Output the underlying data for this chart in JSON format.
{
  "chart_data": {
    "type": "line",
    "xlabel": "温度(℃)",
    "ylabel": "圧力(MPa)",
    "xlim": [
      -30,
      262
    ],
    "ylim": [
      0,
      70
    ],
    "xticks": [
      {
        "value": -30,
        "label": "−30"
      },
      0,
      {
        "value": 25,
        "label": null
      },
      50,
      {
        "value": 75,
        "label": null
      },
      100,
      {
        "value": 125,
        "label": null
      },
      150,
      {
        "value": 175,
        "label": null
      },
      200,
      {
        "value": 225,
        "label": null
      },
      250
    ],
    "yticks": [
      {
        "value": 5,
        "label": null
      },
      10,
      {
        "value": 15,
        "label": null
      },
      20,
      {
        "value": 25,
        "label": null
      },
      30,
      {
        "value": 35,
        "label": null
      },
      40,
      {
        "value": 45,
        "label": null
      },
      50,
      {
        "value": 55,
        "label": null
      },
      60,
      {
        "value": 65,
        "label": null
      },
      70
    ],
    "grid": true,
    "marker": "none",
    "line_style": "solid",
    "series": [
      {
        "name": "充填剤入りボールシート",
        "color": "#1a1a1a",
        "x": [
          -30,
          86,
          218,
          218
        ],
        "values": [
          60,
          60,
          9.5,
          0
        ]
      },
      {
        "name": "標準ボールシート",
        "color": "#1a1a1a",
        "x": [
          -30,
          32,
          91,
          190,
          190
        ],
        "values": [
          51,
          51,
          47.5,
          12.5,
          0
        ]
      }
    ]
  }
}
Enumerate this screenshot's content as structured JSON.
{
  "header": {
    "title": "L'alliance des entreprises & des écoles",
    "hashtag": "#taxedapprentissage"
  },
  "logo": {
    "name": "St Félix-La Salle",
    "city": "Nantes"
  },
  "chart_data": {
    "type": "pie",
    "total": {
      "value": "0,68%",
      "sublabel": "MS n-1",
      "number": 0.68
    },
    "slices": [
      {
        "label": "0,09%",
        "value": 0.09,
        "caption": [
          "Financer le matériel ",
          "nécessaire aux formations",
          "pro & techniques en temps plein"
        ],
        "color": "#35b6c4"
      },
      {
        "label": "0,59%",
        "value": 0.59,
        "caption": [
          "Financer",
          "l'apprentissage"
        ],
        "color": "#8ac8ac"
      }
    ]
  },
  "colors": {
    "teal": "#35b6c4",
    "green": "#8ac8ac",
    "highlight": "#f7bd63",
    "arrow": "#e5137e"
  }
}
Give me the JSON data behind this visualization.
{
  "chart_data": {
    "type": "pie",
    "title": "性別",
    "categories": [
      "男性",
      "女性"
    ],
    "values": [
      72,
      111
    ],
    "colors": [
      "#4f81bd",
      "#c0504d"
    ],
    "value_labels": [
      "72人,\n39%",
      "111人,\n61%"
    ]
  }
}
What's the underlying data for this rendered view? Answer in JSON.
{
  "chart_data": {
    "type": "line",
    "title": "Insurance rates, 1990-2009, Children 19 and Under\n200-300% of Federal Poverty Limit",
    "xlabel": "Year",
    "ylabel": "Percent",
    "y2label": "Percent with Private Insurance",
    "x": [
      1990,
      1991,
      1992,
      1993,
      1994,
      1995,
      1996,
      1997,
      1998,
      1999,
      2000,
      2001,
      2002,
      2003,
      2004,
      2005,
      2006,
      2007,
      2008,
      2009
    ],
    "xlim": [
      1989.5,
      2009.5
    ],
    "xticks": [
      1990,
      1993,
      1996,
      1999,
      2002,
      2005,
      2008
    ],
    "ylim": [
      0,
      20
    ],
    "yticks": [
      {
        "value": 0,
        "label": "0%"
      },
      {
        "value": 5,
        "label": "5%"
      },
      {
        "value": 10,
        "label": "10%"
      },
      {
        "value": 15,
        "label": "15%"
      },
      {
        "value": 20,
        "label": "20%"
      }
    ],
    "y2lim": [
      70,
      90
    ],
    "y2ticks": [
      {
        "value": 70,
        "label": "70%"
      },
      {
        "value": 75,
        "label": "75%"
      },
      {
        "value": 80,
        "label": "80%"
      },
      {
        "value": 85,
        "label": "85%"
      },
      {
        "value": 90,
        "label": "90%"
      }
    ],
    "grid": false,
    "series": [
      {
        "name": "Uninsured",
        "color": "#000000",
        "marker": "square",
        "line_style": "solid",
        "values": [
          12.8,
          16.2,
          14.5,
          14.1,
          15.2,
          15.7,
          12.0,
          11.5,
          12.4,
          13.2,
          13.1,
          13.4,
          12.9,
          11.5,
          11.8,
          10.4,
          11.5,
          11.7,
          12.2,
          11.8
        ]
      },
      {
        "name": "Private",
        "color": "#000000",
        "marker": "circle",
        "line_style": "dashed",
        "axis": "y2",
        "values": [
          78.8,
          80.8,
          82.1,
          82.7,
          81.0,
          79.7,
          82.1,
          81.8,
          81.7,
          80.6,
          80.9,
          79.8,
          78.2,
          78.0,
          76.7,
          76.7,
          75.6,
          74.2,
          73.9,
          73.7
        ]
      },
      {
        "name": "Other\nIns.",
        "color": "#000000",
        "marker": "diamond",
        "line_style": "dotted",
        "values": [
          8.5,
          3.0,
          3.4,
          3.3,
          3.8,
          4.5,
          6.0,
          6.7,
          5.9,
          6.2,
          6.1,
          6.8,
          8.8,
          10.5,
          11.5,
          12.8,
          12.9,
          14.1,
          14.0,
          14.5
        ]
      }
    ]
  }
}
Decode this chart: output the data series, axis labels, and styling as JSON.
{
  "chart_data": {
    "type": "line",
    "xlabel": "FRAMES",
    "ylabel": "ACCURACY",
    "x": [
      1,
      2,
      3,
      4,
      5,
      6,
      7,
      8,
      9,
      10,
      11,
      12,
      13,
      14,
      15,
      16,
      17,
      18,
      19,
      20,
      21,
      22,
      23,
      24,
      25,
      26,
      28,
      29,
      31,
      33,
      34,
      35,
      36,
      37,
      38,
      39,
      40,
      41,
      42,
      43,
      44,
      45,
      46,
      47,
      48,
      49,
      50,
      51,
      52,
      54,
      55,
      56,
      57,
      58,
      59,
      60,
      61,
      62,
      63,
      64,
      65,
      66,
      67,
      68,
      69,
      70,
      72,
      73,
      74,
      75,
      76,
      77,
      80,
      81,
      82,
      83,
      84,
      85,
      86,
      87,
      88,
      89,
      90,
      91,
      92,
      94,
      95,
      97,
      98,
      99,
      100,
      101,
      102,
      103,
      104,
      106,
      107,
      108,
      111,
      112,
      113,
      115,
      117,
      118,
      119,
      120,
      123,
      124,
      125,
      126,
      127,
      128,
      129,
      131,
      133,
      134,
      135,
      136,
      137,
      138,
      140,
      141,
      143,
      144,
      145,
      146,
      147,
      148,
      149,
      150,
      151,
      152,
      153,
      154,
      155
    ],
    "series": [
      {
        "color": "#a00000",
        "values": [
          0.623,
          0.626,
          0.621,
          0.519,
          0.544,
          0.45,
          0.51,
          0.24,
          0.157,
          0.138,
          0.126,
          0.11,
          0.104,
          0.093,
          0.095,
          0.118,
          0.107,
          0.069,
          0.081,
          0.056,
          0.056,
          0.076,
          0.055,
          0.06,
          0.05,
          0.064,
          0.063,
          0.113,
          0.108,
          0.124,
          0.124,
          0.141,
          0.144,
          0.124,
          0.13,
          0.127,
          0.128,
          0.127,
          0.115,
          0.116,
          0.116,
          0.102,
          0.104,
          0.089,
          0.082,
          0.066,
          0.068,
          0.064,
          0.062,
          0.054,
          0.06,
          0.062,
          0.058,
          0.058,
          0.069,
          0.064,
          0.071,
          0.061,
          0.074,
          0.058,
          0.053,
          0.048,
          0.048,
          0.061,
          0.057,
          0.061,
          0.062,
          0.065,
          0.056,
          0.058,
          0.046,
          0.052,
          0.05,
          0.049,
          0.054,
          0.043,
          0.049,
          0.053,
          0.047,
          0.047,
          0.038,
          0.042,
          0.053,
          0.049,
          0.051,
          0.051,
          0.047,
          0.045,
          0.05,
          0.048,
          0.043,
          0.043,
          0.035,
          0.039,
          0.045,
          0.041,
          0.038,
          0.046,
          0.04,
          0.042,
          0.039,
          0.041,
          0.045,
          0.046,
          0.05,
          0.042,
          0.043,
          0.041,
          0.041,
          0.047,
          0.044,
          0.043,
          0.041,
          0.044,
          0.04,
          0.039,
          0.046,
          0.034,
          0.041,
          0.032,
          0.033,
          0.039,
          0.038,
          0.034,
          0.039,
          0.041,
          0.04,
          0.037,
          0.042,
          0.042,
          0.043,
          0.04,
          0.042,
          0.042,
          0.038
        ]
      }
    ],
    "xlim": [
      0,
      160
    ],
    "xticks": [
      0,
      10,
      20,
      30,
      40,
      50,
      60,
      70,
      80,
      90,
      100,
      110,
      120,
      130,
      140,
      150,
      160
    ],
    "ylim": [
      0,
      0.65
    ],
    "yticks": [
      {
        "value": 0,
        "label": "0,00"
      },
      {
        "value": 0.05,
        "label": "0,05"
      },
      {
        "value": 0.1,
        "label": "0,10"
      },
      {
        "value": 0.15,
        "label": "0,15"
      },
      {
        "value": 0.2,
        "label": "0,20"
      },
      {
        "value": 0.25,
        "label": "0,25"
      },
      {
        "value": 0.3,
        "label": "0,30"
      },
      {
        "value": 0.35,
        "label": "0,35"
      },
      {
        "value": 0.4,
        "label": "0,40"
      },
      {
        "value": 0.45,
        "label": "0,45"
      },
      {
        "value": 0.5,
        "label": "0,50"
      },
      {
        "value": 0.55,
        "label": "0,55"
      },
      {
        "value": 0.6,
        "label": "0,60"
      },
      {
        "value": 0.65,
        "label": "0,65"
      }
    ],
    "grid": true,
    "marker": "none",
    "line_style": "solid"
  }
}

(What you will do):
Scan the records above for the string "ylabel", then select every line that holds it.

(Written answer):
    "ylabel": "圧力(MPa)",
    "ylabel": "Percent",
    "ylabel": "ACCURACY",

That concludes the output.